- _What is asked_
From the listing below, select every line where the word "clearly" appears.

★ ★ ★ ★ ★ ★ ★

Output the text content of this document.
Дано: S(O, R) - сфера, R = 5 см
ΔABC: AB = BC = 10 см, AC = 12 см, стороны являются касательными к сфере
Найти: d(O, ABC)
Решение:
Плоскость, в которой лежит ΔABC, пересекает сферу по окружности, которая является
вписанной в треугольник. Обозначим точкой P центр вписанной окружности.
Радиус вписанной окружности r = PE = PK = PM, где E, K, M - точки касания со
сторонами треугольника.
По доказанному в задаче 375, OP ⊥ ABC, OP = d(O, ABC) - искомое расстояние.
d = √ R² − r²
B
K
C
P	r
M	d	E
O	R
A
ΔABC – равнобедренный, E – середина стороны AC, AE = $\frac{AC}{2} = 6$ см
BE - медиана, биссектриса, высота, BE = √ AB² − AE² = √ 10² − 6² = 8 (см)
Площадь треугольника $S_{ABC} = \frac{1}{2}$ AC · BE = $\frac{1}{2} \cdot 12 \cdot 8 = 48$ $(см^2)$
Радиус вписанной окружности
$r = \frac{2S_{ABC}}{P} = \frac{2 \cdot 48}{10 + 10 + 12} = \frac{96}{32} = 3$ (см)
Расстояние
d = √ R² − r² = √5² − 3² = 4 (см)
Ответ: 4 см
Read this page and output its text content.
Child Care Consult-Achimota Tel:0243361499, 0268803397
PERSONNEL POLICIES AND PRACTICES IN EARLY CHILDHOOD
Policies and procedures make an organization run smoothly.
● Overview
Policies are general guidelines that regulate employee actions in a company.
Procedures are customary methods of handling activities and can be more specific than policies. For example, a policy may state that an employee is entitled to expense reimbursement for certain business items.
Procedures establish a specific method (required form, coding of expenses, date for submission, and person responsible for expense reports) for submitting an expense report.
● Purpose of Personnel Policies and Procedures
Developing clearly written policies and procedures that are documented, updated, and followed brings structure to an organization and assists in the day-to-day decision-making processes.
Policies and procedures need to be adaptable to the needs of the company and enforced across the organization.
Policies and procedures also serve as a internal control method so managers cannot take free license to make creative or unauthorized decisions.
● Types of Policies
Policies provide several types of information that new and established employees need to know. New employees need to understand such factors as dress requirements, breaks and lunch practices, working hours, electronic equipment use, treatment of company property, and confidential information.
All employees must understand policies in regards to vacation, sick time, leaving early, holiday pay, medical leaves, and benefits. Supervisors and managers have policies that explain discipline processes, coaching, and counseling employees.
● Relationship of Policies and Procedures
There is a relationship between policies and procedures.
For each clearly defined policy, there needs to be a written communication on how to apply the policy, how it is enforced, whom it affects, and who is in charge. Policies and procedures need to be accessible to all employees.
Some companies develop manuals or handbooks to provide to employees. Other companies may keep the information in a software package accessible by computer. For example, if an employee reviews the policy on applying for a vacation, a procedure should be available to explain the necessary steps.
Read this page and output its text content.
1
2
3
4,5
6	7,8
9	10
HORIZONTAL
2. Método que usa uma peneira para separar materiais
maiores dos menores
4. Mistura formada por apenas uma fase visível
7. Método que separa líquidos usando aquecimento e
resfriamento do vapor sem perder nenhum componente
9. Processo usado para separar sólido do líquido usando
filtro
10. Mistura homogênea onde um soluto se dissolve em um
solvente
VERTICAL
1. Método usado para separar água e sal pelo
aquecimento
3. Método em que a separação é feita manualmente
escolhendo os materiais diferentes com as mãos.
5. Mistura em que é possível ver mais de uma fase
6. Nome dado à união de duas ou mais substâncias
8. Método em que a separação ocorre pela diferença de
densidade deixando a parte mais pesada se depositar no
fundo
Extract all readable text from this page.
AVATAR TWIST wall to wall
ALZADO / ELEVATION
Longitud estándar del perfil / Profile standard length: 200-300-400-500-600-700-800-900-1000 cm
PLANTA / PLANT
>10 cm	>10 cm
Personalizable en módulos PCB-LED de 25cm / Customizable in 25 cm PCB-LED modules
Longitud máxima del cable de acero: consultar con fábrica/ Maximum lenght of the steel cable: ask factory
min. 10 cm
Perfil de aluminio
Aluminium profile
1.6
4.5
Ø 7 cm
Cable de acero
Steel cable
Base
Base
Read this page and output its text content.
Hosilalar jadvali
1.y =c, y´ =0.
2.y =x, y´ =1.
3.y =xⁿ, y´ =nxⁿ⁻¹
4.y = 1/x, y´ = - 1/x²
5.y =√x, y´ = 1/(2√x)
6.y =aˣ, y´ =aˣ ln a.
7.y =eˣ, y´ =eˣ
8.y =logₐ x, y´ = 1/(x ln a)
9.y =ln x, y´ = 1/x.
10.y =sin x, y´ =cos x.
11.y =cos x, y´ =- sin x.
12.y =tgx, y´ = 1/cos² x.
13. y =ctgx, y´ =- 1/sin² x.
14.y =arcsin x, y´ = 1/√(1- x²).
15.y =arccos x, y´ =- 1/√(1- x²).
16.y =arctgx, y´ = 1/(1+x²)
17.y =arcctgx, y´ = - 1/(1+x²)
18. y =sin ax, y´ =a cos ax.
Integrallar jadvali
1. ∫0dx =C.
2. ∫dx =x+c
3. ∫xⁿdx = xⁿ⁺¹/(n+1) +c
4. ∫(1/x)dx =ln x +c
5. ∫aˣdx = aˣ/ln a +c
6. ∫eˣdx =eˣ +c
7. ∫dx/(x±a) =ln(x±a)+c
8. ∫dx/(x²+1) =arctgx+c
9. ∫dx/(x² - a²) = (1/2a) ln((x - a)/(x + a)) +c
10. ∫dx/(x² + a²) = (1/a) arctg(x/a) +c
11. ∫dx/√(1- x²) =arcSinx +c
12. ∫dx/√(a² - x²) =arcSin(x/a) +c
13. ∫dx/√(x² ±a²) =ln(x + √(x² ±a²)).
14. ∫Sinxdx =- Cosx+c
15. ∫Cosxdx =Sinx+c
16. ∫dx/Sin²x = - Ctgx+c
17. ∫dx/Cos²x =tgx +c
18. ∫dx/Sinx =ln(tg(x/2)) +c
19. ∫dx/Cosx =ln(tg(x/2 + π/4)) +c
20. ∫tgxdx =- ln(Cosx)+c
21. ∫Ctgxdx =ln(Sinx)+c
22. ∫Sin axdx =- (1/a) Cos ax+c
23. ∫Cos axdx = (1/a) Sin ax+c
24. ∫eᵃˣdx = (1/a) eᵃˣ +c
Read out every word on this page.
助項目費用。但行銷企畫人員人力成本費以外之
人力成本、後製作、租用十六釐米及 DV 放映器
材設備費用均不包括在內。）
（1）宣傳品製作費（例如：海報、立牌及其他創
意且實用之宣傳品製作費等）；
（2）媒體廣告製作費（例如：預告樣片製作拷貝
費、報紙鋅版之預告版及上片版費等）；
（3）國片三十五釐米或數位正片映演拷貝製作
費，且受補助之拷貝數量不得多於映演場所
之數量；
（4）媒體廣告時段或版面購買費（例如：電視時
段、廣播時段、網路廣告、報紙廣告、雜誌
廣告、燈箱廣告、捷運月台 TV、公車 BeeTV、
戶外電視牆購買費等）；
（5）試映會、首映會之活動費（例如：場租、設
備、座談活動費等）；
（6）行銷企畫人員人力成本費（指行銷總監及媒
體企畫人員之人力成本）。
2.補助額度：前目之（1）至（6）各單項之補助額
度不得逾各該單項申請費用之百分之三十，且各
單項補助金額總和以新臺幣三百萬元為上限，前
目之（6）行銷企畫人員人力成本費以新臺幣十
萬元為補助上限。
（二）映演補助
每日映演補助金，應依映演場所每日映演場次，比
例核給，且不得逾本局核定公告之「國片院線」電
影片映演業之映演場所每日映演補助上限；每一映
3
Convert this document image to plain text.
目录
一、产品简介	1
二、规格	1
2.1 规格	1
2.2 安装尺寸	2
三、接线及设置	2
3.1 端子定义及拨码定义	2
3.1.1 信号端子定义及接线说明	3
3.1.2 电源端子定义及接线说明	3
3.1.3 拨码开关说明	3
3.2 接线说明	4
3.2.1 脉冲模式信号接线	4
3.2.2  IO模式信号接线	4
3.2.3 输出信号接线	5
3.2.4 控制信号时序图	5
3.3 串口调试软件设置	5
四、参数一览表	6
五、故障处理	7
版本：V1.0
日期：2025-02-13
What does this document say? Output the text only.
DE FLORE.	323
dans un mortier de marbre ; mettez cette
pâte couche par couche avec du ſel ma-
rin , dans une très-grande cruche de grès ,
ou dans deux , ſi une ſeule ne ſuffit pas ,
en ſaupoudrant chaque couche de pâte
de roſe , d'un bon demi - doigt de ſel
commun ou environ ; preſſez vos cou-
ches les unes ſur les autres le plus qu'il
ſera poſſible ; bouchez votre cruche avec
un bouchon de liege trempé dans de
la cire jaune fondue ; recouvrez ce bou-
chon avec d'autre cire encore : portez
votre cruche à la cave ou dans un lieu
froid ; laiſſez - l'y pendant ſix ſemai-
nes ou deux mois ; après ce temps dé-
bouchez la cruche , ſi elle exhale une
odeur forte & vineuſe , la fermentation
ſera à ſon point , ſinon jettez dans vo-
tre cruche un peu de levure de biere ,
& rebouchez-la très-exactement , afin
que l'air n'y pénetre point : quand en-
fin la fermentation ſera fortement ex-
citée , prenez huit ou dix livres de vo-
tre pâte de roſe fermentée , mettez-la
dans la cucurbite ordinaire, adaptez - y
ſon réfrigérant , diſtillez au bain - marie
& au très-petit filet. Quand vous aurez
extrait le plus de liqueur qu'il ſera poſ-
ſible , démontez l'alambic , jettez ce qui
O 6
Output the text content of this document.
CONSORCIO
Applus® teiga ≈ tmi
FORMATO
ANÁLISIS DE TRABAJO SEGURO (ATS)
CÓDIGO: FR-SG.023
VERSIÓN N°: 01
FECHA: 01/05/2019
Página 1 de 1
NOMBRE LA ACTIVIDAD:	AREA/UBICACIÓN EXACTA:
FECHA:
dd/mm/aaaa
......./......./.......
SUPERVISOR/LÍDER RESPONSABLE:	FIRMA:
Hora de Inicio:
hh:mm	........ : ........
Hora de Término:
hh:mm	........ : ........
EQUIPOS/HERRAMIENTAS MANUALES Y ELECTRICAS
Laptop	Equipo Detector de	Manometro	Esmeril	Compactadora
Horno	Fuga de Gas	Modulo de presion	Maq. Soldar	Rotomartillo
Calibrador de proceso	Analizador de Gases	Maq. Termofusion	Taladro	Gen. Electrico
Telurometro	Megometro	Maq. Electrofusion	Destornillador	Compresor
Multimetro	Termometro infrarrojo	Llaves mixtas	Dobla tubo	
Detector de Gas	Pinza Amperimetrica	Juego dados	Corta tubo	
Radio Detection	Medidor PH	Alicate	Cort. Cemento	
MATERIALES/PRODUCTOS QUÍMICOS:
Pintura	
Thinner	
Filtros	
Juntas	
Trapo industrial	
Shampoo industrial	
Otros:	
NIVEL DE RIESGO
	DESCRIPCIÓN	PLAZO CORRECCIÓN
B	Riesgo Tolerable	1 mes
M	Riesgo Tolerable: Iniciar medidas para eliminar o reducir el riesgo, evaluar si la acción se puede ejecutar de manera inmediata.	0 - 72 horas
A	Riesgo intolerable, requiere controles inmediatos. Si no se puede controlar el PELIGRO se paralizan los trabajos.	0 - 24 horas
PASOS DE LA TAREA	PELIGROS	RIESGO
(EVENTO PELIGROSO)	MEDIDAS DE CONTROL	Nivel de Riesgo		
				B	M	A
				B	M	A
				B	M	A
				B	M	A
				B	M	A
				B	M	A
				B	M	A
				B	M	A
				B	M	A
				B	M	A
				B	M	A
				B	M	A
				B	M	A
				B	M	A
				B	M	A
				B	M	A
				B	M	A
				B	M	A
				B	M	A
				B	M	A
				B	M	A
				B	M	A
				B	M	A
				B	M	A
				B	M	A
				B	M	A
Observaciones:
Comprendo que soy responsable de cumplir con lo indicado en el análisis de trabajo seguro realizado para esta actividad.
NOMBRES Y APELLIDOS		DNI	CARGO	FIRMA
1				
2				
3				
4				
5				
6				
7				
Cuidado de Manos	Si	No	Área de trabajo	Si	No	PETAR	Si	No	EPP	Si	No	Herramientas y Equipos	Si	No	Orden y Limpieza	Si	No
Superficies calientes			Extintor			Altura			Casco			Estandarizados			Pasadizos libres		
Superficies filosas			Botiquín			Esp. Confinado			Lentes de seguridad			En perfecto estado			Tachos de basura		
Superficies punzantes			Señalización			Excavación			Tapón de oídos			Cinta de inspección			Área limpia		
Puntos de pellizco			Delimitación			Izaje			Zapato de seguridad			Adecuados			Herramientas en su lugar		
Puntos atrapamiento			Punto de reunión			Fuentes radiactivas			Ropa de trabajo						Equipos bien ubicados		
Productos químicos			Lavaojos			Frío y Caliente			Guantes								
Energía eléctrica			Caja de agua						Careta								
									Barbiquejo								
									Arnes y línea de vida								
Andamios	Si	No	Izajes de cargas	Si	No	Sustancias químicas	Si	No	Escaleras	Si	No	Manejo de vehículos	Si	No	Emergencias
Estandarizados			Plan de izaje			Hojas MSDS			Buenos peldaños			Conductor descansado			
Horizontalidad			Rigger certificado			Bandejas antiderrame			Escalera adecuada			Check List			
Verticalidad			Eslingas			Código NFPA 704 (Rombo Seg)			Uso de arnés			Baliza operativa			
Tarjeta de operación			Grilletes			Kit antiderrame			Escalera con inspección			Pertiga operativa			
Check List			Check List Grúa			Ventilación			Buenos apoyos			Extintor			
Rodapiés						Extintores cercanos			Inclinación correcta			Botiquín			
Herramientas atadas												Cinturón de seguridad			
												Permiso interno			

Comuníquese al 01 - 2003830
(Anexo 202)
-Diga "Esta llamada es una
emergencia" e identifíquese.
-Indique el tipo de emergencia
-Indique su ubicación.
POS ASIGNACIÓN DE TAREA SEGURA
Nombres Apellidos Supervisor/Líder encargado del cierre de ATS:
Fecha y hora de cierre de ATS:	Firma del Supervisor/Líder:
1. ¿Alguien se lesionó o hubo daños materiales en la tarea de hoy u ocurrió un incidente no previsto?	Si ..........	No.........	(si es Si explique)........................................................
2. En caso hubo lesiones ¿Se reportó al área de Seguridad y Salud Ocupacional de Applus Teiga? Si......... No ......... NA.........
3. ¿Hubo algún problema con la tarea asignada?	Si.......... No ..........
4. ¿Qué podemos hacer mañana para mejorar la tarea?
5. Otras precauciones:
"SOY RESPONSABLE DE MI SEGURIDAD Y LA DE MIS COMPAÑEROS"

★ ★ ★ ★ ★ ★ ★

- _Result of this exercise_
Developing clearly written policies and procedures that are documented, updated, and followed brings structure to an organization and assists in the day-to-day decision-making processes.
For each clearly defined policy, there needs to be a written communication on how to apply the policy, how it is enforced, whom it affects, and who is in charge. Policies and procedures need to be accessible to all employees.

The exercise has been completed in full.